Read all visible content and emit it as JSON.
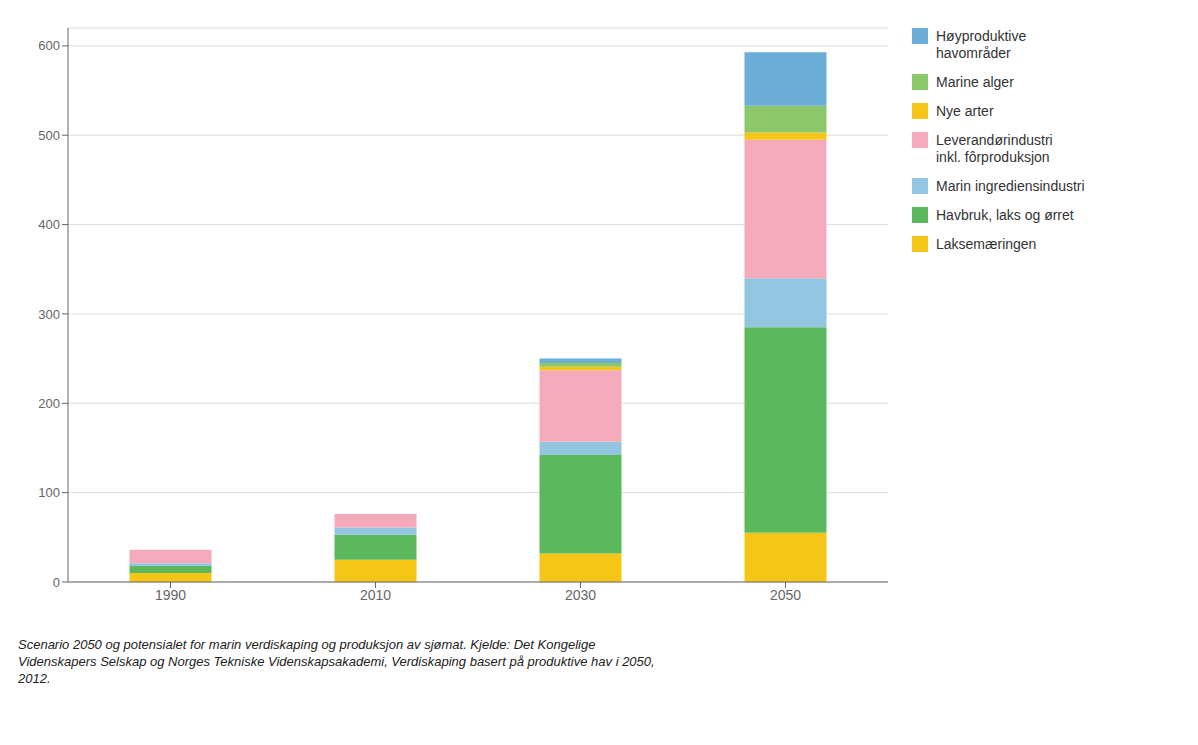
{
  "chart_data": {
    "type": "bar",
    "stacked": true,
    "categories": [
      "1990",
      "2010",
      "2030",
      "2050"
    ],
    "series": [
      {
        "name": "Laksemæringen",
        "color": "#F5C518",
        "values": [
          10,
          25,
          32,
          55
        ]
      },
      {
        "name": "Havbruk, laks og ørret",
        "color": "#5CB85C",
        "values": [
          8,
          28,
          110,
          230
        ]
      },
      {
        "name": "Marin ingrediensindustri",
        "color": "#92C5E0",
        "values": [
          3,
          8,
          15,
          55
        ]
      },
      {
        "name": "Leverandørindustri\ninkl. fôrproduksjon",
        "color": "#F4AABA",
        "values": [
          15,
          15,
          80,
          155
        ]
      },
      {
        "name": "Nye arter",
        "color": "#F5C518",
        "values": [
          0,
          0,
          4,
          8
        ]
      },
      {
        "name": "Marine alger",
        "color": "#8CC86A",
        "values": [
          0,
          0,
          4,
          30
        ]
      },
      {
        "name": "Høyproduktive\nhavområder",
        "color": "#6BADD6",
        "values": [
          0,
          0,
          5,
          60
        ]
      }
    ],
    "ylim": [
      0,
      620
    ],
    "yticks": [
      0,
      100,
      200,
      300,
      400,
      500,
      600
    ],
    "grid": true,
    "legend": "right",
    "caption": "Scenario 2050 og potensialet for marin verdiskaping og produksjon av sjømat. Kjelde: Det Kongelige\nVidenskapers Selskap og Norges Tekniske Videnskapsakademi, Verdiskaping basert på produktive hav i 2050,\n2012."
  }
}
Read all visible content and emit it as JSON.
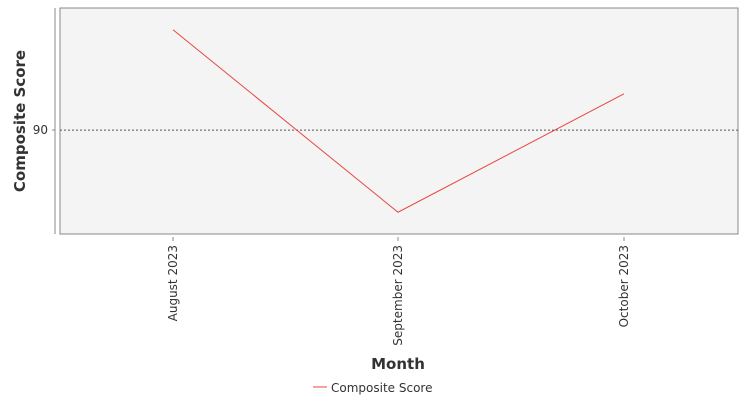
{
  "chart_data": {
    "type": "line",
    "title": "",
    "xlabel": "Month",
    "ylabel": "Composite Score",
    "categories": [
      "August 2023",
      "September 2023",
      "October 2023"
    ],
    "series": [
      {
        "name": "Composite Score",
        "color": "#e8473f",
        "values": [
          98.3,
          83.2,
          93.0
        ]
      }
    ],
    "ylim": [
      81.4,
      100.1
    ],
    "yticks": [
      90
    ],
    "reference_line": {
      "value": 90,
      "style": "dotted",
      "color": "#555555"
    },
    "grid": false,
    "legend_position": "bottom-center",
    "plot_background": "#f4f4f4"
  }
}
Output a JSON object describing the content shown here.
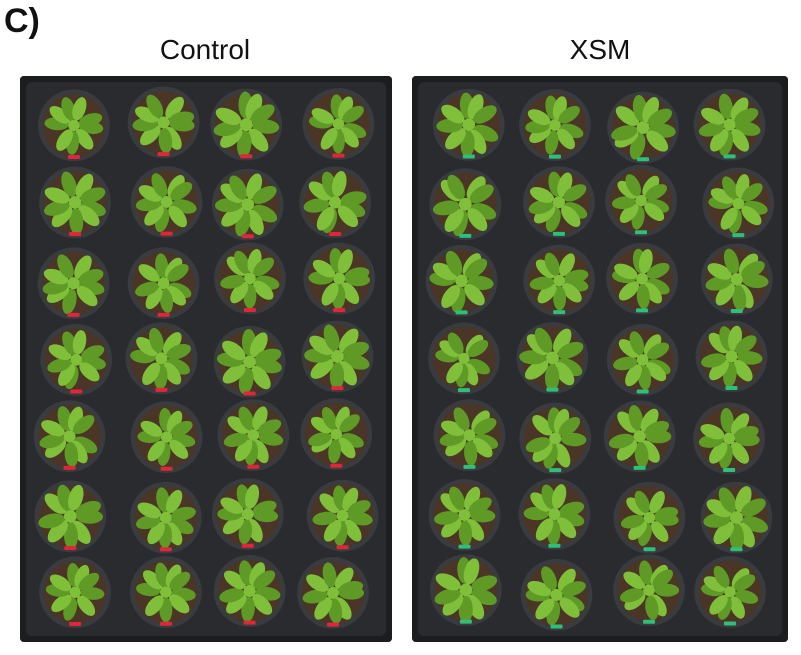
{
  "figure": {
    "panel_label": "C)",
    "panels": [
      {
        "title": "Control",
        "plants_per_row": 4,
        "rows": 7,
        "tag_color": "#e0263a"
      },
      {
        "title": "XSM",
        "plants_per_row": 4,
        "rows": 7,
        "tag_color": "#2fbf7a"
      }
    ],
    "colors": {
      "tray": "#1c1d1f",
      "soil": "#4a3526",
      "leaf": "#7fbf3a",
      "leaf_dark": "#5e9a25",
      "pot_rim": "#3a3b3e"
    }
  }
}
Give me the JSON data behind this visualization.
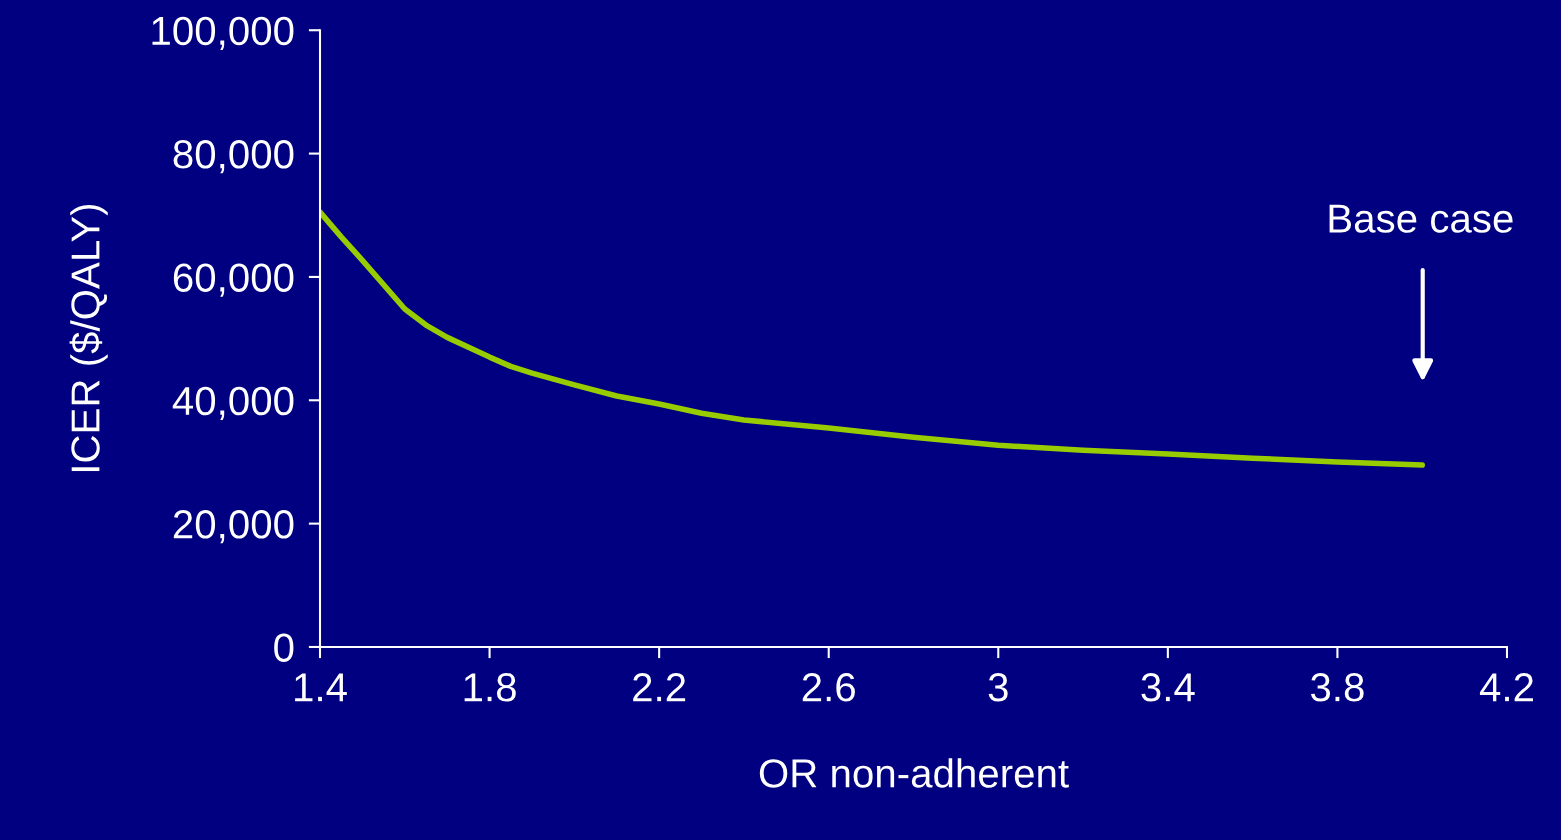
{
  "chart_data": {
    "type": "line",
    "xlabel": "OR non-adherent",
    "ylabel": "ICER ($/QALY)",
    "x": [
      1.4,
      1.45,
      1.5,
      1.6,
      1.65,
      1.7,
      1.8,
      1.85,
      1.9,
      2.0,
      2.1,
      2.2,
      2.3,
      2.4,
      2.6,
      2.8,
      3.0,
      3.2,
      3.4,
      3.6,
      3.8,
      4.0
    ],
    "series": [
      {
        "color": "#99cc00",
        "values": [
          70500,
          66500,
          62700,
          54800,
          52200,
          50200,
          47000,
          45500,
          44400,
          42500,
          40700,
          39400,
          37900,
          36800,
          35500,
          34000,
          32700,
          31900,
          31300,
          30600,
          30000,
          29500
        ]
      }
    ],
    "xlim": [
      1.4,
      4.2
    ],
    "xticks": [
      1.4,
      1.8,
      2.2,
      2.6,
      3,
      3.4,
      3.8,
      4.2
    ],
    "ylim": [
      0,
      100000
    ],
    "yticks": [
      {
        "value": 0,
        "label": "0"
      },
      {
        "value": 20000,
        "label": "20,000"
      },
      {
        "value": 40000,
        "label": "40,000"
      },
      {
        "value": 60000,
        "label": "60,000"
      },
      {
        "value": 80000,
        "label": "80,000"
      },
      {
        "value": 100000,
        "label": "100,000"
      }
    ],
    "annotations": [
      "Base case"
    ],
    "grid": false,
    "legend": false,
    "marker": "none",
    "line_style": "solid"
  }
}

## What is asked
Find "Composite". Copy every line it occurs in.

## Result
    "ylabel": "Composite Score",
        "name": "Composite Score",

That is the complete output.